→ Challenge
Starting with the line that contains "What text is on this page?", set down each line through the end of the entries below, exactly and with nothing added.

═══ Data shown

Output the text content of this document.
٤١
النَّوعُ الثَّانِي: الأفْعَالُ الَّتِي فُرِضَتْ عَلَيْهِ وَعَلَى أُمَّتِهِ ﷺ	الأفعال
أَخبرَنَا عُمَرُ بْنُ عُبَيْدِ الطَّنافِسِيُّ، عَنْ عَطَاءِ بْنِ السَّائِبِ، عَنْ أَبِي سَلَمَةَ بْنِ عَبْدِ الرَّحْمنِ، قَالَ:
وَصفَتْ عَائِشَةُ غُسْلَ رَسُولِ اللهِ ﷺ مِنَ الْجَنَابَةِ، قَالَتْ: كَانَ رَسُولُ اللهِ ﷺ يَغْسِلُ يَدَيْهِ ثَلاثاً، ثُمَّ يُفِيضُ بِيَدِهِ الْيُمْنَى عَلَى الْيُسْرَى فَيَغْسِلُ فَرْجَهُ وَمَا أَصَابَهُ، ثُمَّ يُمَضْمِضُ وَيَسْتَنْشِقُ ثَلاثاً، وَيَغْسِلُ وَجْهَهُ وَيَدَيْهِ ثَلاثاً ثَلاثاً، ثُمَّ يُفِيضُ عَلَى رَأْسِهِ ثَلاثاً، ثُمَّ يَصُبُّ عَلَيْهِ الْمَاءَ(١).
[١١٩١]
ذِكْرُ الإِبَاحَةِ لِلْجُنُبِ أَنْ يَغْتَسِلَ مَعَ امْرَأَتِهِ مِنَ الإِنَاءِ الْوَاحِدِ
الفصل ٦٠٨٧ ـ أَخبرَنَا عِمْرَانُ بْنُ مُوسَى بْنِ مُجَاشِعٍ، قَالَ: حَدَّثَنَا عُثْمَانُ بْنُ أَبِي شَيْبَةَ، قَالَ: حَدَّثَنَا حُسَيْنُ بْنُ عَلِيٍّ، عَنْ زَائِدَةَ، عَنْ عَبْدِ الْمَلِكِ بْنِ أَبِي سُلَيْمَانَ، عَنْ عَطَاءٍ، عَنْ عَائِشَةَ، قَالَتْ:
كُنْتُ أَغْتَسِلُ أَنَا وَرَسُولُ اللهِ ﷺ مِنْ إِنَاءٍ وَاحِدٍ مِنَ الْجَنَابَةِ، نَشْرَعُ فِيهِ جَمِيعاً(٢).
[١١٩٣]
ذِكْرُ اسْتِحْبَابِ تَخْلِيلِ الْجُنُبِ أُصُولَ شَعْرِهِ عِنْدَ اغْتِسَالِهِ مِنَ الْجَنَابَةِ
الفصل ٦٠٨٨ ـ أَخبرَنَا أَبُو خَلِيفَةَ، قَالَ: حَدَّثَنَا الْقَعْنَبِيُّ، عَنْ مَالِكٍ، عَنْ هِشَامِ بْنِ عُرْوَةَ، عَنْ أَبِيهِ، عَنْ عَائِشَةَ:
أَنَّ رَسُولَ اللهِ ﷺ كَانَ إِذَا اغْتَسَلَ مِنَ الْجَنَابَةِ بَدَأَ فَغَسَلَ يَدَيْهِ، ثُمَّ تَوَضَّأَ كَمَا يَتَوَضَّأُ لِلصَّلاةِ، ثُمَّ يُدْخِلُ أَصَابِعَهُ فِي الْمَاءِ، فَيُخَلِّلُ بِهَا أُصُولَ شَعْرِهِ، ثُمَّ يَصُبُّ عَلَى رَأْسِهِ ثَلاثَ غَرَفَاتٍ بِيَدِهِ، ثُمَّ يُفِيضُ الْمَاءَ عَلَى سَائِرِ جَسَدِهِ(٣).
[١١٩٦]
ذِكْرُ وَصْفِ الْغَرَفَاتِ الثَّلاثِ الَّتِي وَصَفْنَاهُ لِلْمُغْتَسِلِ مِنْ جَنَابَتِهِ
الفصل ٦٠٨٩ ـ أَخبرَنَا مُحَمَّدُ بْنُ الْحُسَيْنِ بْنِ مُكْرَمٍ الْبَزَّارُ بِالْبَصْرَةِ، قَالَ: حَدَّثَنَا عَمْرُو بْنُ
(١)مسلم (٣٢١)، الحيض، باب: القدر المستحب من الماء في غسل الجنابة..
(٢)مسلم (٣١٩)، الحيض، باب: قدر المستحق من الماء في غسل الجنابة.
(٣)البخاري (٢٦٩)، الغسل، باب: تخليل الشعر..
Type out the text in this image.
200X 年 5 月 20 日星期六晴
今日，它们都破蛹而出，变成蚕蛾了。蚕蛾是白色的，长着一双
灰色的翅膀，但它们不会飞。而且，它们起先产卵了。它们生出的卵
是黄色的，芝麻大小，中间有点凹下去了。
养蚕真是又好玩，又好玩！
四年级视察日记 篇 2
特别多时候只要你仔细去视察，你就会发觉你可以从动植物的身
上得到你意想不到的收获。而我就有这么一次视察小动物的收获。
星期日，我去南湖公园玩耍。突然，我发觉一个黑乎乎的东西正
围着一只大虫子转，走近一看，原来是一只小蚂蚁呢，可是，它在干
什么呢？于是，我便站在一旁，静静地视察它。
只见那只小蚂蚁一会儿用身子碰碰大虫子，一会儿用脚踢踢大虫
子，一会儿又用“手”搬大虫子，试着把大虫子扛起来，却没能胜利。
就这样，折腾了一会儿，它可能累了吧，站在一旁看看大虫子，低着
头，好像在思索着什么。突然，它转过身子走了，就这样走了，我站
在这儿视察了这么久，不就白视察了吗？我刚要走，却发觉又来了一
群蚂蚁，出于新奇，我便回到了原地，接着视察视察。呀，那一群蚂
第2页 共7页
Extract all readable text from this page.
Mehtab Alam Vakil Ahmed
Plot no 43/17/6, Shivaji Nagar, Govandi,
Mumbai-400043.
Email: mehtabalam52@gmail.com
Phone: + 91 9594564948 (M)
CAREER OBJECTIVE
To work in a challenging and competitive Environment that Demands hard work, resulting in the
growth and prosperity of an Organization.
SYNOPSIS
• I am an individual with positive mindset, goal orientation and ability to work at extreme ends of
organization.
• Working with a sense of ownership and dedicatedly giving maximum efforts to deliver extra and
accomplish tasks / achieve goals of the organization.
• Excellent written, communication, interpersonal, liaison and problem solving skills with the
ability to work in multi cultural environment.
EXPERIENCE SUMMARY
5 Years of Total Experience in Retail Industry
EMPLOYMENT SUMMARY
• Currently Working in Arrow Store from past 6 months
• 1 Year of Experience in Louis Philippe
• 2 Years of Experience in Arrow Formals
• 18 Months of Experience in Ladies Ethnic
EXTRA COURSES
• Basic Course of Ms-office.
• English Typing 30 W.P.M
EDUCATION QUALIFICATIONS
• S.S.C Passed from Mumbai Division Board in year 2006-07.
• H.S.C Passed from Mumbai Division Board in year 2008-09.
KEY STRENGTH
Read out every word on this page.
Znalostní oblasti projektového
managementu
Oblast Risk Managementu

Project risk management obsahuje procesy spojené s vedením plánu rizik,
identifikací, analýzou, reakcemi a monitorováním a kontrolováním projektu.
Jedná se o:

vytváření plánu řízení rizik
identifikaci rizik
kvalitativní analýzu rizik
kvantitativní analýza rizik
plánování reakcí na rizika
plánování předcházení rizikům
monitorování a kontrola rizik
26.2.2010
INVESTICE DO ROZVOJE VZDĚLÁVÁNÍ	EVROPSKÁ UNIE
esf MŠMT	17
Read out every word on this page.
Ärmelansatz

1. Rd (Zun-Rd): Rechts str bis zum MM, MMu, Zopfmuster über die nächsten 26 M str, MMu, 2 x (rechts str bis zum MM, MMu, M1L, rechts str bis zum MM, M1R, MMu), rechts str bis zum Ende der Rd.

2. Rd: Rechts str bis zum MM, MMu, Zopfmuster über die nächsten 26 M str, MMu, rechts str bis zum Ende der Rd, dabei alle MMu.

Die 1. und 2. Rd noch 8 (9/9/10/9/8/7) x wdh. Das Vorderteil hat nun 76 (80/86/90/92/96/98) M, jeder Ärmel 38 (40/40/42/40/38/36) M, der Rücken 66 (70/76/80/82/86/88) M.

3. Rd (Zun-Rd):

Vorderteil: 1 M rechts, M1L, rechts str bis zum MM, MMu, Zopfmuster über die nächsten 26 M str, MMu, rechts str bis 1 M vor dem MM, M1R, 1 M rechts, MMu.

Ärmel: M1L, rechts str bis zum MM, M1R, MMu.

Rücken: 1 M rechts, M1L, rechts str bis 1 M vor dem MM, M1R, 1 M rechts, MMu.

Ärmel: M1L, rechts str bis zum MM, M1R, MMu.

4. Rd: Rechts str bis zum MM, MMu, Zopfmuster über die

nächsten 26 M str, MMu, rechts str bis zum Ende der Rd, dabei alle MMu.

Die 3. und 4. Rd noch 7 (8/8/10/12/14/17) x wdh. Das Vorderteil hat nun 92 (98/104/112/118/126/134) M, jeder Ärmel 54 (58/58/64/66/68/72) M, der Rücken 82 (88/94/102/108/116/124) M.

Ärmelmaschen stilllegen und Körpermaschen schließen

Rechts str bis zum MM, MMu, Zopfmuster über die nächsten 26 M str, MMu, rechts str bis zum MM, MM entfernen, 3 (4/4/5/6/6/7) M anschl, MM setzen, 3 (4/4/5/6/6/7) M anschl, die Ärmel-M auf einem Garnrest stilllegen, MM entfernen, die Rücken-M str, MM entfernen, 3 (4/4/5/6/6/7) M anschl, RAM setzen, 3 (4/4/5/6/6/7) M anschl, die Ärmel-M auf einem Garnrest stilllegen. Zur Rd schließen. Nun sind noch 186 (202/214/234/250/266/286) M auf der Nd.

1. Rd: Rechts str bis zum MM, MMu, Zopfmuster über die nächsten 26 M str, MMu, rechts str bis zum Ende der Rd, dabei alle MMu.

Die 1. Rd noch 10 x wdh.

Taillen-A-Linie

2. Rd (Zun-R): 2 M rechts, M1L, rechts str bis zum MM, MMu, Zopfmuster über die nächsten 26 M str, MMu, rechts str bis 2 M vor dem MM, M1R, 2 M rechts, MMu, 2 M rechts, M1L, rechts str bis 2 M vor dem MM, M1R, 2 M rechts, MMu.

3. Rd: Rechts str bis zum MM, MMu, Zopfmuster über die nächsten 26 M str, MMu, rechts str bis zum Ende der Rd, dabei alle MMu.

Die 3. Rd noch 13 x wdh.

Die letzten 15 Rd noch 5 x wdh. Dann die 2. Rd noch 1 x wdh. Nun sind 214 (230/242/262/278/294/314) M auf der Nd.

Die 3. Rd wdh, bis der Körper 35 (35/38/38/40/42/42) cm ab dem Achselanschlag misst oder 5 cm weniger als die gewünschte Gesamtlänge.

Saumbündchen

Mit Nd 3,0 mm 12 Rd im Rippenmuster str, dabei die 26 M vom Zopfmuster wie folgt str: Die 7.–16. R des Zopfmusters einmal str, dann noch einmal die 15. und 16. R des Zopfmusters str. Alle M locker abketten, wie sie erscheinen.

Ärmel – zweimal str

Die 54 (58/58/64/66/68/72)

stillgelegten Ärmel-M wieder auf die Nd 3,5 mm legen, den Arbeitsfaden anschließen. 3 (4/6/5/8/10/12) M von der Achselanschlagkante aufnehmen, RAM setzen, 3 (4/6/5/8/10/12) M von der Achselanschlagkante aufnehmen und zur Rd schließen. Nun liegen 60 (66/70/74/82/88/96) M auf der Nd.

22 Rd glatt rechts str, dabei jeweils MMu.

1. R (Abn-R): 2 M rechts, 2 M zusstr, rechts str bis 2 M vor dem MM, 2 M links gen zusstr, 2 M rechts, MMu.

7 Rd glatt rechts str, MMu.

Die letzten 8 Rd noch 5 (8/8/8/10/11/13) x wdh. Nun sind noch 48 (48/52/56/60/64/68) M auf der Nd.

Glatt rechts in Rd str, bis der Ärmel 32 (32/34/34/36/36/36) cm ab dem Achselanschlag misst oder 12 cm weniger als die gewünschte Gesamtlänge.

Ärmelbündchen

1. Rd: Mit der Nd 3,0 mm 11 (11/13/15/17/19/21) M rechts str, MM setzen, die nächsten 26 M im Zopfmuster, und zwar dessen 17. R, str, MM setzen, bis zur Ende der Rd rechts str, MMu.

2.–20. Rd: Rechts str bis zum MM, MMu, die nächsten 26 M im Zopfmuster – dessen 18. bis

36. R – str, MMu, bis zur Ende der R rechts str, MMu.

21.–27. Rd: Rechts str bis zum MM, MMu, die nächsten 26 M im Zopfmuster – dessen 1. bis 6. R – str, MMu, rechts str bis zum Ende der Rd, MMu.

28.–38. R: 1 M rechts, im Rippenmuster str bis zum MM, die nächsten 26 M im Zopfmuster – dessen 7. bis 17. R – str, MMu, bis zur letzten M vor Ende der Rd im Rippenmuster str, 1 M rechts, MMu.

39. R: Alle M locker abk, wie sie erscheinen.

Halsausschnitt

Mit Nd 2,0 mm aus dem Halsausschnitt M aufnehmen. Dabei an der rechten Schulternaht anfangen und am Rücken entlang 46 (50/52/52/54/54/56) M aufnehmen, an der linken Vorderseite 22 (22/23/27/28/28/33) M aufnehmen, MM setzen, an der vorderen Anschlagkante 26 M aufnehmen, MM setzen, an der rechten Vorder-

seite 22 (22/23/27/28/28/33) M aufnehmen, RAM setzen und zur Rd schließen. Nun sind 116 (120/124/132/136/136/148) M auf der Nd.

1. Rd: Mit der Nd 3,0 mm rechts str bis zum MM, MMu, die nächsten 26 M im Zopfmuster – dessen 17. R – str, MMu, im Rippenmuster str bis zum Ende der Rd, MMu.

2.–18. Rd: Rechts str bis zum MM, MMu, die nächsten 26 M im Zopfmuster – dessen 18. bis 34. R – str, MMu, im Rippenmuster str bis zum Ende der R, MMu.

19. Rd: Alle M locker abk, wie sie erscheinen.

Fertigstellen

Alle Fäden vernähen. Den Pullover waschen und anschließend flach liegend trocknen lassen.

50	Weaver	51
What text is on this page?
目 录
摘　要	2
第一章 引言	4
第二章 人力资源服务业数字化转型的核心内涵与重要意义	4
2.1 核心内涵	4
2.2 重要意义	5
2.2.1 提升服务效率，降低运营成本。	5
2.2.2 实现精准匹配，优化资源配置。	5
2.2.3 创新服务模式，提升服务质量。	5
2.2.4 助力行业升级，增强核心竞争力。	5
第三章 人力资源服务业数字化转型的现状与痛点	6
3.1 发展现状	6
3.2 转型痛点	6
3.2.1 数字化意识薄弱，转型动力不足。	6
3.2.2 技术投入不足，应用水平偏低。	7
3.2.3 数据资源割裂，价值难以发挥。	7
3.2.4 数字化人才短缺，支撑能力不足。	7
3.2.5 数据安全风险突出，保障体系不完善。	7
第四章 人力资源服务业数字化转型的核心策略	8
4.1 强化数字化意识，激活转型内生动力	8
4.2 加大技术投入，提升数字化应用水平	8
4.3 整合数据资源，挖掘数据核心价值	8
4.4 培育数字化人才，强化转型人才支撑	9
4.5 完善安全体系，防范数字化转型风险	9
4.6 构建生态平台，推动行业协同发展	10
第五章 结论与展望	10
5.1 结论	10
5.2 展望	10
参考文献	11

══════

→ Solution
What text is on this page?
目 录
摘　要	2
第一章 引言	4
第二章 人力资源服务业数字化转型的核心内涵与重要意义	4
2.1 核心内涵	4
2.2 重要意义	5
2.2.1 提升服务效率，降低运营成本。	5
2.2.2 实现精准匹配，优化资源配置。	5
2.2.3 创新服务模式，提升服务质量。	5
2.2.4 助力行业升级，增强核心竞争力。	5
第三章 人力资源服务业数字化转型的现状与痛点	6
3.1 发展现状	6
3.2 转型痛点	6
3.2.1 数字化意识薄弱，转型动力不足。	6
3.2.2 技术投入不足，应用水平偏低。	7
3.2.3 数据资源割裂，价值难以发挥。	7
3.2.4 数字化人才短缺，支撑能力不足。	7
3.2.5 数据安全风险突出，保障体系不完善。	7
第四章 人力资源服务业数字化转型的核心策略	8
4.1 强化数字化意识，激活转型内生动力	8
4.2 加大技术投入，提升数字化应用水平	8
4.3 整合数据资源，挖掘数据核心价值	8
4.4 培育数字化人才，强化转型人才支撑	9
4.5 完善安全体系，防范数字化转型风险	9
4.6 构建生态平台，推动行业协同发展	10
第五章 结论与展望	10
5.1 结论	10
5.2 展望	10
参考文献	11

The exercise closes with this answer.